(Stored entries)

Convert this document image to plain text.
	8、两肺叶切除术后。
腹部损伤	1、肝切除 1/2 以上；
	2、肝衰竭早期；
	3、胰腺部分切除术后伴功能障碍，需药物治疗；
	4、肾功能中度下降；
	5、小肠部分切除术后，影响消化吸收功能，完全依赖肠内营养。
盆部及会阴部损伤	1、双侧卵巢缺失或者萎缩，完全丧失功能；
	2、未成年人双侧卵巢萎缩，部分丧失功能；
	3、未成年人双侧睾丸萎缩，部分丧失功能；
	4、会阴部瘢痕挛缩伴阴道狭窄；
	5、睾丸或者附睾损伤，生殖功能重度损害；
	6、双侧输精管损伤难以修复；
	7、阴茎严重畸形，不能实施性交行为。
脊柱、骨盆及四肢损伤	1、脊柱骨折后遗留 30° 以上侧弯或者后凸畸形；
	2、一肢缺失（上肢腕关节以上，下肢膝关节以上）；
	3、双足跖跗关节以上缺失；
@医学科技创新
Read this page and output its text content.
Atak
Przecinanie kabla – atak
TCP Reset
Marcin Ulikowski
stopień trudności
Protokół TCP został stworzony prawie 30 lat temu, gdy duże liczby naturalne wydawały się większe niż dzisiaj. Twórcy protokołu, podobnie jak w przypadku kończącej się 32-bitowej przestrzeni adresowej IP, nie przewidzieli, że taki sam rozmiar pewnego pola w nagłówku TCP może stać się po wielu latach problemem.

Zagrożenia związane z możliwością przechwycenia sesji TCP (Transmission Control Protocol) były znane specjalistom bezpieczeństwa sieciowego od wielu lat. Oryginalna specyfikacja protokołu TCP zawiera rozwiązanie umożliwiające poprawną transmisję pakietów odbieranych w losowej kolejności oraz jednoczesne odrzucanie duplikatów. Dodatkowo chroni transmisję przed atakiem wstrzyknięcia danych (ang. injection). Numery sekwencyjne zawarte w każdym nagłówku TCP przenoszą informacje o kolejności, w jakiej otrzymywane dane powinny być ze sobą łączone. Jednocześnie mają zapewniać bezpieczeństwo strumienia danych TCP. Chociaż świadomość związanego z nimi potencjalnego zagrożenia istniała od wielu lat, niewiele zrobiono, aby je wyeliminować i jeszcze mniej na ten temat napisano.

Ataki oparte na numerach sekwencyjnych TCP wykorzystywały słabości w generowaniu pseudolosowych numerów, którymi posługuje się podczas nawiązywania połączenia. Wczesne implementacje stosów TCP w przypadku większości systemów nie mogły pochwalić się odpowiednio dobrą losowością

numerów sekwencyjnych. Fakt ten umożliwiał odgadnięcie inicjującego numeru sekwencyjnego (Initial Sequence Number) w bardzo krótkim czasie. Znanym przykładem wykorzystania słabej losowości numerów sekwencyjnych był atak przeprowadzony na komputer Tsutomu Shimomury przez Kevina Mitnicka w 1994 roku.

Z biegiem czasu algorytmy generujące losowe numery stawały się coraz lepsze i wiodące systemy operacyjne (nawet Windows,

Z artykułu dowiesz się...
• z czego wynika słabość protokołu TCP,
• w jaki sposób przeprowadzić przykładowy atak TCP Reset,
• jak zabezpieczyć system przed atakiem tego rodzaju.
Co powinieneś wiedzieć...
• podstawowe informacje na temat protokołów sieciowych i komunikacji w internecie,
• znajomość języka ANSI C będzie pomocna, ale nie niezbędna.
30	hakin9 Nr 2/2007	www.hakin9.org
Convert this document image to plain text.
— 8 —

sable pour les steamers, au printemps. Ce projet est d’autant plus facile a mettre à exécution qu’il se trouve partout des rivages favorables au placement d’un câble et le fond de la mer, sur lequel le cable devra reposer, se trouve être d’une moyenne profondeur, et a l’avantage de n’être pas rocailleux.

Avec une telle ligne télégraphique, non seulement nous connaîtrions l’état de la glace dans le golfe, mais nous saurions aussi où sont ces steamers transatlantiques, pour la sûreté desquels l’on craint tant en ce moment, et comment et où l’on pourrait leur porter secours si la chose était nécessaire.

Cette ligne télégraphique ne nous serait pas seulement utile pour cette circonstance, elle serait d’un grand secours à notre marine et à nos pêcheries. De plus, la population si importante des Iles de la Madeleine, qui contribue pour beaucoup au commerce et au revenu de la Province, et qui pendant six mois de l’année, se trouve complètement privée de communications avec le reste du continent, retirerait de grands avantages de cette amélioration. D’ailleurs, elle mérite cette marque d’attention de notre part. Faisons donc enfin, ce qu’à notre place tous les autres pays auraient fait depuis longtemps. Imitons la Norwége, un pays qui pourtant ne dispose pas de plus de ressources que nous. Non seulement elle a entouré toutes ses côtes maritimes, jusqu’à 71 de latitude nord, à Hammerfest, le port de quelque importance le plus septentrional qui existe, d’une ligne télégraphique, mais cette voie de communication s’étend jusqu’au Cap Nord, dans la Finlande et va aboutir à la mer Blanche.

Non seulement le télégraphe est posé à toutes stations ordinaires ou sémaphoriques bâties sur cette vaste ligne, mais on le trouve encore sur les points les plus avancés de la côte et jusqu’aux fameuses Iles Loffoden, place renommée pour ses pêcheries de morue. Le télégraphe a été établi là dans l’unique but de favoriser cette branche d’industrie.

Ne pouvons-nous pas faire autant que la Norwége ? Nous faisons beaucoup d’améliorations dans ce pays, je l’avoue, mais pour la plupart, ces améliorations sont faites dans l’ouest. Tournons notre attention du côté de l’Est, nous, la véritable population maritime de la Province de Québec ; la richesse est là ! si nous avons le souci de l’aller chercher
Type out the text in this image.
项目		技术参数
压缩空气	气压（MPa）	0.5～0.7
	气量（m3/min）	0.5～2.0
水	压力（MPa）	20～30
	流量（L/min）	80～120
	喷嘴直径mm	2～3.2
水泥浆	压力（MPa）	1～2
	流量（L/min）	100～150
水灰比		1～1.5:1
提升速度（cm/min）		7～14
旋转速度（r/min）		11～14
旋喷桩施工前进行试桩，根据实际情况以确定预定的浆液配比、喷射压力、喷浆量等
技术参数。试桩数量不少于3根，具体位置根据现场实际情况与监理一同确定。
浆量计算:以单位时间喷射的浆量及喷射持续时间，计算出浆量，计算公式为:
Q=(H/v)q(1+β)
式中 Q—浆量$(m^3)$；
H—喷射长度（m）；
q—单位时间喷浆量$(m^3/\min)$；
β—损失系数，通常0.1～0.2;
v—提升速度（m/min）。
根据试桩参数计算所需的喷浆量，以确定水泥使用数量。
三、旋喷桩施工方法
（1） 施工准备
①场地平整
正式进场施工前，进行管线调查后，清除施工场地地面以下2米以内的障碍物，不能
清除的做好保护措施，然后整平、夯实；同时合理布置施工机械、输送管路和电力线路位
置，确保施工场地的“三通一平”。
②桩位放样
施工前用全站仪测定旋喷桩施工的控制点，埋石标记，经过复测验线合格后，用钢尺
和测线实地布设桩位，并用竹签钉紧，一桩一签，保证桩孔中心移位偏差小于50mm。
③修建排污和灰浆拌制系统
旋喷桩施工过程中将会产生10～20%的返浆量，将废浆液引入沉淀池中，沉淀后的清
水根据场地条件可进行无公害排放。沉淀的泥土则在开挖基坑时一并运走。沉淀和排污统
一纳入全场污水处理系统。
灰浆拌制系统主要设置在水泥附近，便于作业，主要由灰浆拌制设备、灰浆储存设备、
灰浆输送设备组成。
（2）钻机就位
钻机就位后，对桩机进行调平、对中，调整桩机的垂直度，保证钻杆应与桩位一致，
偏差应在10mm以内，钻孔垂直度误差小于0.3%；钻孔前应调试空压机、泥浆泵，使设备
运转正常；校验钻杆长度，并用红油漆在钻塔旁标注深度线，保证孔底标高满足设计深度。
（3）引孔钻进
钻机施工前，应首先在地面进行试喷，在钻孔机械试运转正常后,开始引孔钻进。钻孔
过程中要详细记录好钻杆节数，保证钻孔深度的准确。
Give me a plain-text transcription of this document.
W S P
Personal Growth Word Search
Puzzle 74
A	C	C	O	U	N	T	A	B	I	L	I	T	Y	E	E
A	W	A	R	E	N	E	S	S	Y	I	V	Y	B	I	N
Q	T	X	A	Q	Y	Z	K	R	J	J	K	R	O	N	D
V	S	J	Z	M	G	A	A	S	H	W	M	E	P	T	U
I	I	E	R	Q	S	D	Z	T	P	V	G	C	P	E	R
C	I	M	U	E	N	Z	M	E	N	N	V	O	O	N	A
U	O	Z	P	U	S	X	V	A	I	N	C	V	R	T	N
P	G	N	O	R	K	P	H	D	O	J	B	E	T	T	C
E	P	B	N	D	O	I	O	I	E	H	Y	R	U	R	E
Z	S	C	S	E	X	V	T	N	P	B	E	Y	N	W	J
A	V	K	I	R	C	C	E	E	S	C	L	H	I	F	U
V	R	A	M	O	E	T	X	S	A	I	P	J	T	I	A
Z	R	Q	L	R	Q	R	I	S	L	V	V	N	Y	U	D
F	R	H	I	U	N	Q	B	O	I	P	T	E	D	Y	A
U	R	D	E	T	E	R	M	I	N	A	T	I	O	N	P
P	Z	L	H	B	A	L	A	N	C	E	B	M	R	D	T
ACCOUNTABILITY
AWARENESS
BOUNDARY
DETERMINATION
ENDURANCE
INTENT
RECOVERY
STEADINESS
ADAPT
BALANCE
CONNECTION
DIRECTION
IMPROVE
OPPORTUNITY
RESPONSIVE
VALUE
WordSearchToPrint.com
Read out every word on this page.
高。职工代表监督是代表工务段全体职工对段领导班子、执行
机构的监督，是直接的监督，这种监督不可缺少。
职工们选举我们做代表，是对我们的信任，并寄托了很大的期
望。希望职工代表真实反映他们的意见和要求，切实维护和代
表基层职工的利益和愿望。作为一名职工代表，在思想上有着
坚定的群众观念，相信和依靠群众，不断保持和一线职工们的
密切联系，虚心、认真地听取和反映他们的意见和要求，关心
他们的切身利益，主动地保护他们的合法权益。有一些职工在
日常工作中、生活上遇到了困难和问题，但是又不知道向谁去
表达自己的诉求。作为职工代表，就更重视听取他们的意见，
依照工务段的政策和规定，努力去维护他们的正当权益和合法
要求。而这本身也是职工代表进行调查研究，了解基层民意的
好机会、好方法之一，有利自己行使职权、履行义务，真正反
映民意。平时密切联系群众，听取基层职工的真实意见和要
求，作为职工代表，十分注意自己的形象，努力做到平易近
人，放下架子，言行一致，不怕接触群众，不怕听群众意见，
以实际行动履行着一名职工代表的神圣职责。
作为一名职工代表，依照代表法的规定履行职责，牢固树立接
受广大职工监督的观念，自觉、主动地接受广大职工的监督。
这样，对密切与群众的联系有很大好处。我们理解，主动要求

* **What is needed**
Pick out lines containing the word "作为职工代表", each one as written.

* **Solution**
表达自己的诉求。作为职工代表，就更重视听取他们的意见，
求，作为职工代表，十分注意自己的形象，努力做到平易近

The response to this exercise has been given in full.